### [Given exercise]
Nothing should be left out: output all of the entries exactly.

### [Record excerpts]
════
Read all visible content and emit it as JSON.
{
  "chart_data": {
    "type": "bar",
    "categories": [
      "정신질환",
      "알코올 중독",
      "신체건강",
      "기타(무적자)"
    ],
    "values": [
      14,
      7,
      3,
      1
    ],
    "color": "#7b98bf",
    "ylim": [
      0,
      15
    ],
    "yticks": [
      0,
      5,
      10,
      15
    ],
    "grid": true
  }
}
════
### [Answer to this problem]
Read all visible content and emit it as JSON.
{
  "chart_data": {
    "type": "bar",
    "categories": [
      "정신질환",
      "알코올 중독",
      "신체건강",
      "기타(무적자)"
    ],
    "values": [
      14,
      7,
      3,
      1
    ],
    "color": "#7b98bf",
    "ylim": [
      0,
      15
    ],
    "yticks": [
      0,
      5,
      10,
      15
    ],
    "grid": true
  }
}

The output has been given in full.